• [Aim of the exercise] Please give the listing again in its entirety, exactly as written.

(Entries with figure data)
--------------------------------

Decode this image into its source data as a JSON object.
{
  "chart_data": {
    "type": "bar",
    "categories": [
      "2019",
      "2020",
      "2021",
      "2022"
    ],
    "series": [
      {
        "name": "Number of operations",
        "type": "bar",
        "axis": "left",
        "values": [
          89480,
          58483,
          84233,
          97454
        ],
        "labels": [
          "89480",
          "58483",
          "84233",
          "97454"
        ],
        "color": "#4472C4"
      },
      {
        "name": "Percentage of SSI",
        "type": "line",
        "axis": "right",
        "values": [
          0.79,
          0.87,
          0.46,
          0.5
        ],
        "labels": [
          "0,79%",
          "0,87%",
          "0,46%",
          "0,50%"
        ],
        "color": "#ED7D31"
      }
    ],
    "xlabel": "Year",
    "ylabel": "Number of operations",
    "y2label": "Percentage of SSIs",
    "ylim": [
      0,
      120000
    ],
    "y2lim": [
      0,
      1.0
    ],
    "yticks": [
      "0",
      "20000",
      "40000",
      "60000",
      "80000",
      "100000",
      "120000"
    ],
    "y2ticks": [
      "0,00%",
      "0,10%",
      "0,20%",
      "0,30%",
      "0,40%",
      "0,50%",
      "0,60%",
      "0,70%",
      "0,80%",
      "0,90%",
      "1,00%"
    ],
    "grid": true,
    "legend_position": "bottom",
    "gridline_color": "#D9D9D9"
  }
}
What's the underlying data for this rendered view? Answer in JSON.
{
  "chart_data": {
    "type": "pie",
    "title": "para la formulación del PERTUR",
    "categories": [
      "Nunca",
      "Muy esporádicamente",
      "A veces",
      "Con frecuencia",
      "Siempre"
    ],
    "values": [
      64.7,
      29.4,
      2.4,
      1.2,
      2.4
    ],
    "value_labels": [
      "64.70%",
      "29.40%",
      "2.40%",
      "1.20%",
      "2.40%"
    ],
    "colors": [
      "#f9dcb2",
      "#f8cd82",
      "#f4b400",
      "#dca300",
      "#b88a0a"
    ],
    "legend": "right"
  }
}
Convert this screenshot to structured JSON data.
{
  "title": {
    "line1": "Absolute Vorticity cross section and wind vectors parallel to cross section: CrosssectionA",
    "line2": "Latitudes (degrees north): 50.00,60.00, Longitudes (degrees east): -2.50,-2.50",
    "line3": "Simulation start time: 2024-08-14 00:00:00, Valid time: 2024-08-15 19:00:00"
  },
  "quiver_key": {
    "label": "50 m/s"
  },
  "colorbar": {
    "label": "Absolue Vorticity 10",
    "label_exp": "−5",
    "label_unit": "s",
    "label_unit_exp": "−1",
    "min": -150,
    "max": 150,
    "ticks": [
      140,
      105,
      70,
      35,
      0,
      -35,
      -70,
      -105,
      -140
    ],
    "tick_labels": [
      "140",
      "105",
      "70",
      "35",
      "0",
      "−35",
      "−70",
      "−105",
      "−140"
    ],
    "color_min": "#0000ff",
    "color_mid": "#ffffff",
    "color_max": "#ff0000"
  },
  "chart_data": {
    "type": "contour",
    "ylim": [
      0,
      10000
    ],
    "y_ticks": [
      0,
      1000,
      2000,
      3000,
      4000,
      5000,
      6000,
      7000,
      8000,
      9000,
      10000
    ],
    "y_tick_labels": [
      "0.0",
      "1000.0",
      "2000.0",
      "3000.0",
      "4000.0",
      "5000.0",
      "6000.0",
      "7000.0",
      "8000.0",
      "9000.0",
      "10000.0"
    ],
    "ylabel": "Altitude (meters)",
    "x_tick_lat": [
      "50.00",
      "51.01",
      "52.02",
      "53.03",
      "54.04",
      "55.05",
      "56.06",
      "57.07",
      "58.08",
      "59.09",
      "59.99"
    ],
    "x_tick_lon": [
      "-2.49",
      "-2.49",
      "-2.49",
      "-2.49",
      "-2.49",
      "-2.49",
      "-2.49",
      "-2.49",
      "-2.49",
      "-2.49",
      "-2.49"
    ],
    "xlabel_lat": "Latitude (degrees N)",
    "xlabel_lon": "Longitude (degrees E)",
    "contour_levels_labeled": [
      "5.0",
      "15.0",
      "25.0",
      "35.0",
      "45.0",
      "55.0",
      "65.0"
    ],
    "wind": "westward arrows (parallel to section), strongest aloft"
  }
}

--------------------------------

• [Complete output]
Decode this image into its source data as a JSON object.
{
  "chart_data": {
    "type": "bar",
    "categories": [
      "2019",
      "2020",
      "2021",
      "2022"
    ],
    "series": [
      {
        "name": "Number of operations",
        "type": "bar",
        "axis": "left",
        "values": [
          89480,
          58483,
          84233,
          97454
        ],
        "labels": [
          "89480",
          "58483",
          "84233",
          "97454"
        ],
        "color": "#4472C4"
      },
      {
        "name": "Percentage of SSI",
        "type": "line",
        "axis": "right",
        "values": [
          0.79,
          0.87,
          0.46,
          0.5
        ],
        "labels": [
          "0,79%",
          "0,87%",
          "0,46%",
          "0,50%"
        ],
        "color": "#ED7D31"
      }
    ],
    "xlabel": "Year",
    "ylabel": "Number of operations",
    "y2label": "Percentage of SSIs",
    "ylim": [
      0,
      120000
    ],
    "y2lim": [
      0,
      1.0
    ],
    "yticks": [
      "0",
      "20000",
      "40000",
      "60000",
      "80000",
      "100000",
      "120000"
    ],
    "y2ticks": [
      "0,00%",
      "0,10%",
      "0,20%",
      "0,30%",
      "0,40%",
      "0,50%",
      "0,60%",
      "0,70%",
      "0,80%",
      "0,90%",
      "1,00%"
    ],
    "grid": true,
    "legend_position": "bottom",
    "gridline_color": "#D9D9D9"
  }
}
What's the underlying data for this rendered view? Answer in JSON.
{
  "chart_data": {
    "type": "pie",
    "title": "para la formulación del PERTUR",
    "categories": [
      "Nunca",
      "Muy esporádicamente",
      "A veces",
      "Con frecuencia",
      "Siempre"
    ],
    "values": [
      64.7,
      29.4,
      2.4,
      1.2,
      2.4
    ],
    "value_labels": [
      "64.70%",
      "29.40%",
      "2.40%",
      "1.20%",
      "2.40%"
    ],
    "colors": [
      "#f9dcb2",
      "#f8cd82",
      "#f4b400",
      "#dca300",
      "#b88a0a"
    ],
    "legend": "right"
  }
}
Convert this screenshot to structured JSON data.
{
  "title": {
    "line1": "Absolute Vorticity cross section and wind vectors parallel to cross section: CrosssectionA",
    "line2": "Latitudes (degrees north): 50.00,60.00, Longitudes (degrees east): -2.50,-2.50",
    "line3": "Simulation start time: 2024-08-14 00:00:00, Valid time: 2024-08-15 19:00:00"
  },
  "quiver_key": {
    "label": "50 m/s"
  },
  "colorbar": {
    "label": "Absolue Vorticity 10",
    "label_exp": "−5",
    "label_unit": "s",
    "label_unit_exp": "−1",
    "min": -150,
    "max": 150,
    "ticks": [
      140,
      105,
      70,
      35,
      0,
      -35,
      -70,
      -105,
      -140
    ],
    "tick_labels": [
      "140",
      "105",
      "70",
      "35",
      "0",
      "−35",
      "−70",
      "−105",
      "−140"
    ],
    "color_min": "#0000ff",
    "color_mid": "#ffffff",
    "color_max": "#ff0000"
  },
  "chart_data": {
    "type": "contour",
    "ylim": [
      0,
      10000
    ],
    "y_ticks": [
      0,
      1000,
      2000,
      3000,
      4000,
      5000,
      6000,
      7000,
      8000,
      9000,
      10000
    ],
    "y_tick_labels": [
      "0.0",
      "1000.0",
      "2000.0",
      "3000.0",
      "4000.0",
      "5000.0",
      "6000.0",
      "7000.0",
      "8000.0",
      "9000.0",
      "10000.0"
    ],
    "ylabel": "Altitude (meters)",
    "x_tick_lat": [
      "50.00",
      "51.01",
      "52.02",
      "53.03",
      "54.04",
      "55.05",
      "56.06",
      "57.07",
      "58.08",
      "59.09",
      "59.99"
    ],
    "x_tick_lon": [
      "-2.49",
      "-2.49",
      "-2.49",
      "-2.49",
      "-2.49",
      "-2.49",
      "-2.49",
      "-2.49",
      "-2.49",
      "-2.49",
      "-2.49"
    ],
    "xlabel_lat": "Latitude (degrees N)",
    "xlabel_lon": "Longitude (degrees E)",
    "contour_levels_labeled": [
      "5.0",
      "15.0",
      "25.0",
      "35.0",
      "45.0",
      "55.0",
      "65.0"
    ],
    "wind": "westward arrows (parallel to section), strongest aloft"
  }
}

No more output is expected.